======== LESETEXT

# [V/T] GOTHIC 4 Arcania &amp; mehr Spiele, Filme [S] Filme, Sony NEX VCLECU1 + SEL18200



## m3k (9. Februar 2010)

*-*

Nix mehr da


----------



## m3k (19. Juni 2011)

*AW: [V/T] GOTHIC 4 Arcania SE & mehr Spiele, Filme [S] Filme, Sony NEX VCLECU1 + SEL1*

Nach langer Zeit mal wieder neue Sachen im Angebot!


----------



## Cryptic-Ravage (19. Juni 2011)

*AW: [V/T] GOTHIC 4 Arcania SE & mehr Spiele, Filme [S] Filme, Sony NEX VCLECU1 + SEL1*

Würdest du von der Arcania SE auch nur das ganze Zubehör (alles ausser dem Spiel selbst) verkaufen?
Dann könntest DU das Spiel einzeln verkaufen und ich hätte das SE-Zeugs (das Spiel besitze ich bereits selbst).


----------



## m3k (19. Juni 2011)

*AW: [V/T] GOTHIC 4 Arcania SE & mehr Spiele, Filme [S] Filme, Sony NEX VCLECU1 + SEL1*

Ich sag mal so: primär möchte ich schon das Gesamtpaket als Solches verkaufen, auch wenn das Spiel in der Box identisch mit der Standardveröffentlichung zu sein scheint. Die Sache ist halt, dass ohne das Drumrum der Special Edition natürlich auch die Attraktivität des Angebots sinkt. Letztendlich kommt es aber drauf an, was du bereit wärst, für die Box ohne Spiel zu bieten. Verschleudern möchte ich das Ganze allerdings nicht. Du könntest natürlich auch die ganze Box inkl. Spiel nehmen und deine Einzelveröffentlichung wieder hier verkaufen        .

================

AUFGABE
Schreib bitte, wie der Lesetext zum Verkauf der Arcania Special Edition nach seinem letzten Satz weitergeht. Für den Lesetext spielen die Zeilen keine Rolle.

======== DATENTEIL

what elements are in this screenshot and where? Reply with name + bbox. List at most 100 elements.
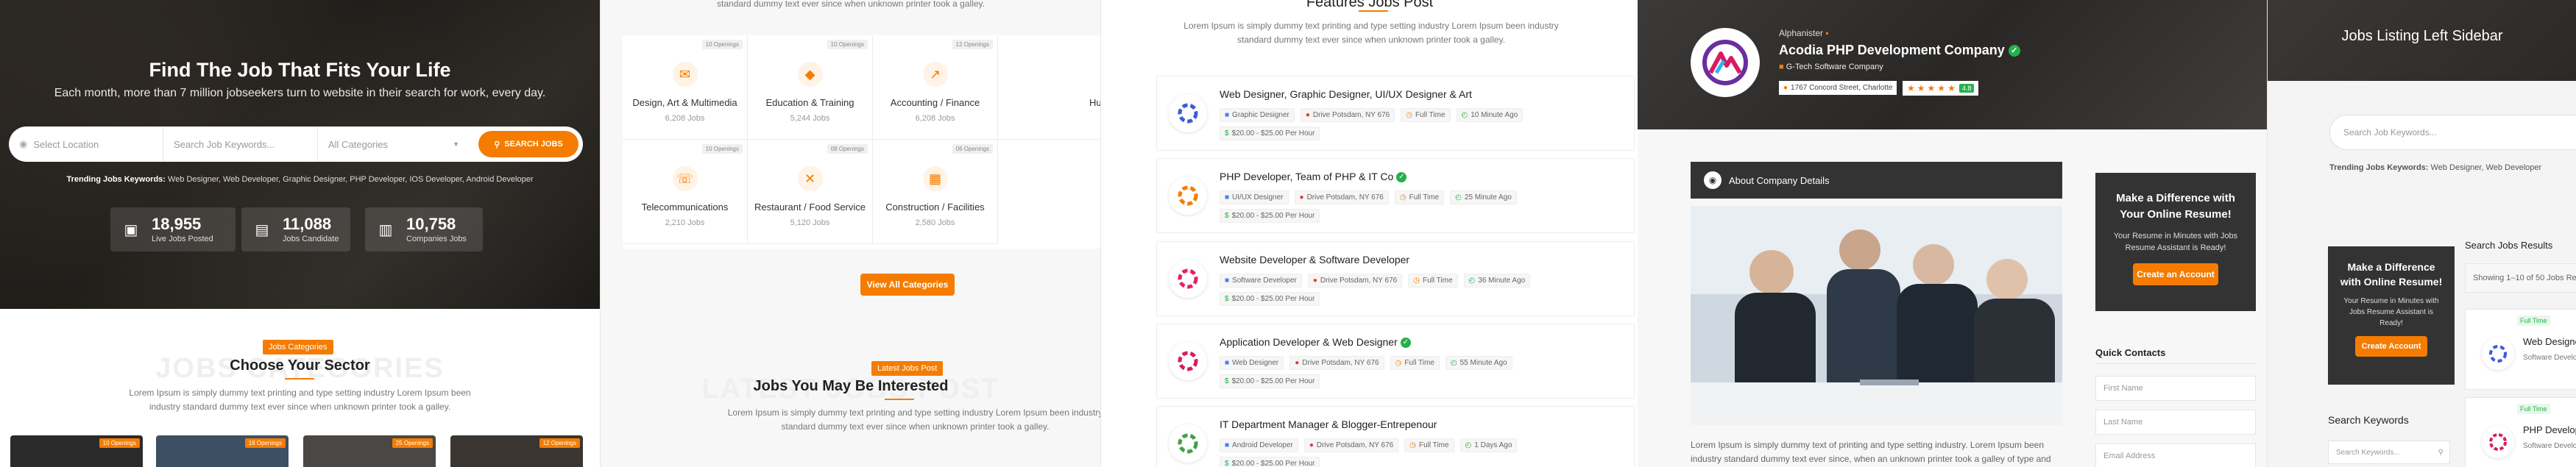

================

ERGEBNIS DER AUFGABE
----------



## Cryptic-Ravage (20. Juni 2011)

*AW: [V/T] GOTHIC 4 Arcania SE & mehr Spiele, Filme [S] Filme, Sony NEX VCLECU1 + SEL1*

Bei Amazon Marktplatz kostet das "normale" Arcania beim günstigsten Anbieter zur Zeit 17,89€ inkl. Versand (gebraucht).
http://www.amazon.de/gp/offer-listing/B002IIDSEC/ref=sr_1_1_olp?ie=UTF8&qid=1308575070&sr=8-1&condition=used

Wirst du also für ca. 14€ inkl. auf jeden Fall los. 

Mein Angebot wäre dann 14,50€ inkl. (Hermes) für das Drumherum.


----------



## m3k (20. Juni 2011)

*AW: [V/T] GOTHIC 4 Arcania SE & mehr Spiele, Filme [S] Filme, Sony NEX VCLECU1 + SEL1*



Cryptic-Ravage schrieb:


> Bei Amazon Marktplatz kostet das "normale" Arcania beim günstigsten Anbieter zur Zeit 17,89€ inkl. Versand (gebraucht).
> http://www.amazon.de/gp/offer-listing/B002IIDSEC/ref=sr_1_1_olp?ie=UTF8&qid=1308575070&sr=8-1&condition=used
> 
> Wirst du also für ca. 14€ inkl. auf jeden Fall los.
> ...


Hi, bei Ebay liegt der Markt-Mittelwert für die Standardversion bei etwa 10-15 Euro zzgl. Porto. Die 17,89 Euro inkl. sind schon eher optimistisch gerechnet. Sicher geht das Spiel in der Standardversion bei Ebay auch mal für mehr Geld raus, aber eben auch häufiger mal für weniger als 10 Euro. Da wäre mir das Risiko als Anbieter momentan zu groß, weshalb ich eigentlich lieber gleich alles zusammen zum Festpreis verkaufen möchte.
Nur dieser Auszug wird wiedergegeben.